» **Your instructions**:
Answer with a single number: the count of lines that include the string "selection".

» **Dataset records**:
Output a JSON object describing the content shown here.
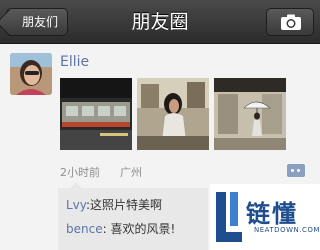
{
  "navbar": {
    "back_label": "朋友们",
    "title": "朋友圈",
    "camera_icon": "camera-icon"
  },
  "post": {
    "username": "Ellie",
    "photos_count": 3,
    "time": "2小时前",
    "location": "广州",
    "comment_icon": "comment-icon"
  },
  "comments": [
    {
      "author": "Lvy",
      "text": ":这照片特美啊"
    },
    {
      "author": "bence",
      "text": ": 喜欢的风景!"
    }
  ],
  "watermark": {
    "name": "链懂",
    "domain": "NEATDOWN.COM"
  }
}
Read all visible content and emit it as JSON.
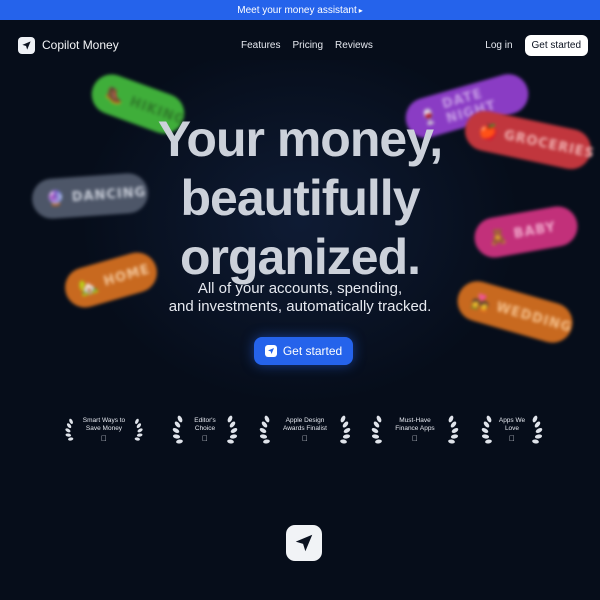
{
  "banner": {
    "text": "Meet your money assistant",
    "arrow": "▸"
  },
  "nav": {
    "logo_icon": "paper-plane-icon",
    "brand": "Copilot Money",
    "links": [
      "Features",
      "Pricing",
      "Reviews"
    ],
    "login": "Log in",
    "cta": "Get started"
  },
  "hero": {
    "headline": [
      "Your money,",
      "beautifully",
      "organized."
    ],
    "subtitle": [
      "All of your accounts, spending,",
      "and investments, automatically tracked."
    ],
    "cta": "Get started",
    "cta_icon": "paper-plane-icon"
  },
  "tags": {
    "hiking": "HIKING",
    "dancing": "DANCING",
    "home": "HOME",
    "date_night": "DATE NIGHT",
    "groceries": "GROCERIES",
    "baby": "BABY",
    "wedding": "WEDDING"
  },
  "awards": [
    {
      "text": "Smart Ways to Save Money"
    },
    {
      "text": "Editor's Choice"
    },
    {
      "text": "Apple Design Awards Finalist"
    },
    {
      "text": "Must-Have Finance Apps"
    },
    {
      "text": "Apps We Love"
    }
  ],
  "colors": {
    "background": "#060d1a",
    "accent": "#2563eb",
    "white": "#ffffff"
  },
  "icons": {
    "award_laurel": "laurel-icon",
    "award_apple": "apple-icon",
    "app": "paper-plane-icon"
  }
}
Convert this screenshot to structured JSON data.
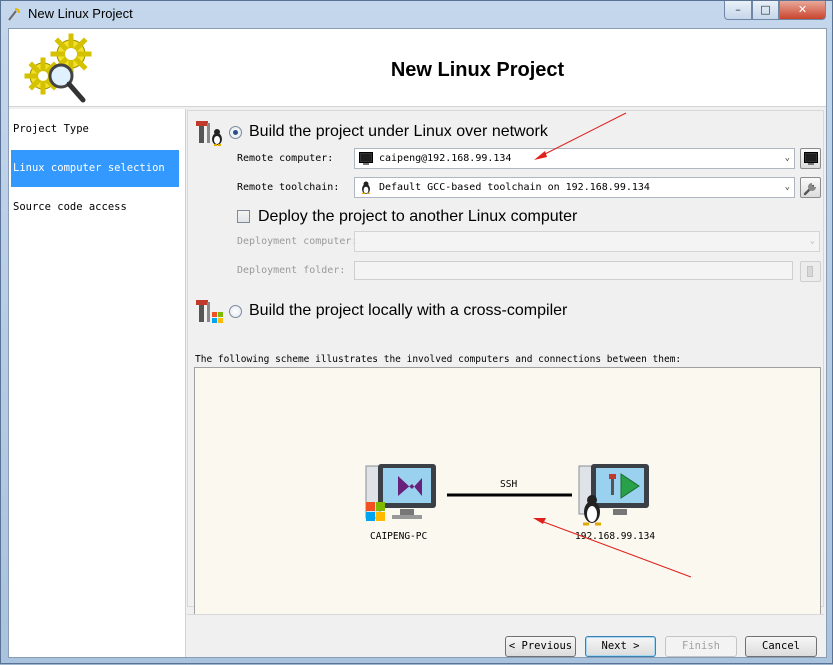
{
  "window": {
    "title": "New Linux Project",
    "min_glyph": "–",
    "max_glyph": "□",
    "close_glyph": "✕"
  },
  "header": {
    "title": "New Linux Project"
  },
  "sidebar": {
    "items": [
      {
        "label": "Project Type",
        "selected": false
      },
      {
        "label": "Linux computer selection",
        "selected": true
      },
      {
        "label": "Source code access",
        "selected": false
      }
    ]
  },
  "build_network": {
    "radio_label": "Build the project under Linux over network",
    "selected": true,
    "remote_computer_label": "Remote computer:",
    "remote_computer_value": "caipeng@192.168.99.134",
    "remote_toolchain_label": "Remote toolchain:",
    "remote_toolchain_value": "Default GCC-based toolchain on 192.168.99.134",
    "deploy_check_label": "Deploy the project to another Linux computer",
    "deploy_checked": false,
    "deployment_computer_label": "Deployment computer:",
    "deployment_folder_label": "Deployment folder:"
  },
  "build_local": {
    "radio_label": "Build the project locally with a cross-compiler",
    "selected": false
  },
  "scheme": {
    "description": "The following scheme illustrates the involved computers and connections between them:",
    "left_node": "CAIPENG-PC",
    "right_node": "192.168.99.134",
    "link_label": "SSH"
  },
  "buttons": {
    "previous": "< Previous",
    "next": "Next >",
    "finish": "Finish",
    "cancel": "Cancel"
  },
  "colors": {
    "selection": "#3399ff",
    "annotation_arrow": "#e0201b",
    "scheme_bg": "#fbf8ef"
  }
}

» **Task answer**:
2